**Task prompt**
If a line in the listing below contains "maduración", return that line.

[[ Data records open ]]

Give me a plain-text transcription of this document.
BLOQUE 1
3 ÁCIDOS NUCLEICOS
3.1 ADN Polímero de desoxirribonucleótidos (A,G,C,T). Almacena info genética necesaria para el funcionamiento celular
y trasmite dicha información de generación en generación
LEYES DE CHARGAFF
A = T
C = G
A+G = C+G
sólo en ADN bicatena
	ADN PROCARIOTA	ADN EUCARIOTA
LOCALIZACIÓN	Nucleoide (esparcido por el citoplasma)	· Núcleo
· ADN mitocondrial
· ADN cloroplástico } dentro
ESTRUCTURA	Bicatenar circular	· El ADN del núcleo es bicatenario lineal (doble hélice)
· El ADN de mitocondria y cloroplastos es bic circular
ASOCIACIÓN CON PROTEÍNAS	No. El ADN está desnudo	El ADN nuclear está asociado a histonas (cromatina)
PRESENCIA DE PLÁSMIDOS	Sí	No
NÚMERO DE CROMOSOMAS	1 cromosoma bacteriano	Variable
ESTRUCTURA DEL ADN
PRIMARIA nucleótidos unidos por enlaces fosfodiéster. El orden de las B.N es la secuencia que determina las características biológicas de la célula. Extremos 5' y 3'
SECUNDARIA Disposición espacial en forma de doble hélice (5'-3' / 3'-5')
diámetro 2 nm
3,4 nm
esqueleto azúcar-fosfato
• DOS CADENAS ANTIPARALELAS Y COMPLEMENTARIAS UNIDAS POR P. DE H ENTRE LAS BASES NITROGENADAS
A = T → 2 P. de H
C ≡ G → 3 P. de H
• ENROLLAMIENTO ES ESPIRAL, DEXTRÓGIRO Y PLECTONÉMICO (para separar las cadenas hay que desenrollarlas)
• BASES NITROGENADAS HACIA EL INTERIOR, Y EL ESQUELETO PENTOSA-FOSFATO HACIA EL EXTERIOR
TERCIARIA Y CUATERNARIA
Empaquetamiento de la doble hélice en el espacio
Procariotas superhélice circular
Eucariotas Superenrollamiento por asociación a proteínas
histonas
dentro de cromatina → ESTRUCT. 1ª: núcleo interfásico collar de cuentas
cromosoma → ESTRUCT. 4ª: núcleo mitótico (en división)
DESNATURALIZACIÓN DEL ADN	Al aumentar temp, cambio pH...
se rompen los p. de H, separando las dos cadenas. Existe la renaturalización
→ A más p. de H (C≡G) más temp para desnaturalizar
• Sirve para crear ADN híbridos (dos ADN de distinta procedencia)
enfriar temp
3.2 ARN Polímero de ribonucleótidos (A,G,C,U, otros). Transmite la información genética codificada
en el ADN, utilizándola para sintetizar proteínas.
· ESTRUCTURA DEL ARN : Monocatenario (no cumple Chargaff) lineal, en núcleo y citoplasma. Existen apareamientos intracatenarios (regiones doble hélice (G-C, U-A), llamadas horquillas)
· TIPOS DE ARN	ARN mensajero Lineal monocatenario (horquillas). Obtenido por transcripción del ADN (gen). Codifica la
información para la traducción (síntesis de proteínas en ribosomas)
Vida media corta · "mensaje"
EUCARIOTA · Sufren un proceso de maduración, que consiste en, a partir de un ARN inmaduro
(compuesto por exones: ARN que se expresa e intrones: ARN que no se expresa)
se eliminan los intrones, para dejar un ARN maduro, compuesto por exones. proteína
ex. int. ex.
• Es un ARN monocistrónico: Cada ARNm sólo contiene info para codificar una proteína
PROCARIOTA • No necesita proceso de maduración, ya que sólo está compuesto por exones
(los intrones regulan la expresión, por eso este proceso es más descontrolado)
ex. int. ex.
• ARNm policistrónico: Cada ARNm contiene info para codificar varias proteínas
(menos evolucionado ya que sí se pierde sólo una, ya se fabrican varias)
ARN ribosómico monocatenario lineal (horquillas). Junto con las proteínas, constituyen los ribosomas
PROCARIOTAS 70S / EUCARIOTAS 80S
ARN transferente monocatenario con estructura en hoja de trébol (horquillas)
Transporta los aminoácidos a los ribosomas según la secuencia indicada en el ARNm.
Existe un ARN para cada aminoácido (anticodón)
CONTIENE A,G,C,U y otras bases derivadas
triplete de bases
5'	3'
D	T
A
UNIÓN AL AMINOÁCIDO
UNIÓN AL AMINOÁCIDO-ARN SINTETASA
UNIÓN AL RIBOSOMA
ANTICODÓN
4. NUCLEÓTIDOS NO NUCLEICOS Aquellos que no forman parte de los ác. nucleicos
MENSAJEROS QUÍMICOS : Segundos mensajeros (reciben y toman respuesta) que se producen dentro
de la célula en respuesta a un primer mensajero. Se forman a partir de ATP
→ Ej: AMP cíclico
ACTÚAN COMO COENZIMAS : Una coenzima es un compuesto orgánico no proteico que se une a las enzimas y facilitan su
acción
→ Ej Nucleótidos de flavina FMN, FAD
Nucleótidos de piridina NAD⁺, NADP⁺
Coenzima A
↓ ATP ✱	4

[[ Data records closed ]]

**Exercise answer**
EUCARIOTA · Sufren un proceso de maduración, que consiste en, a partir de un ARN inmaduro
PROCARIOTA • No necesita proceso de maduración, ya que sólo está compuesto por exones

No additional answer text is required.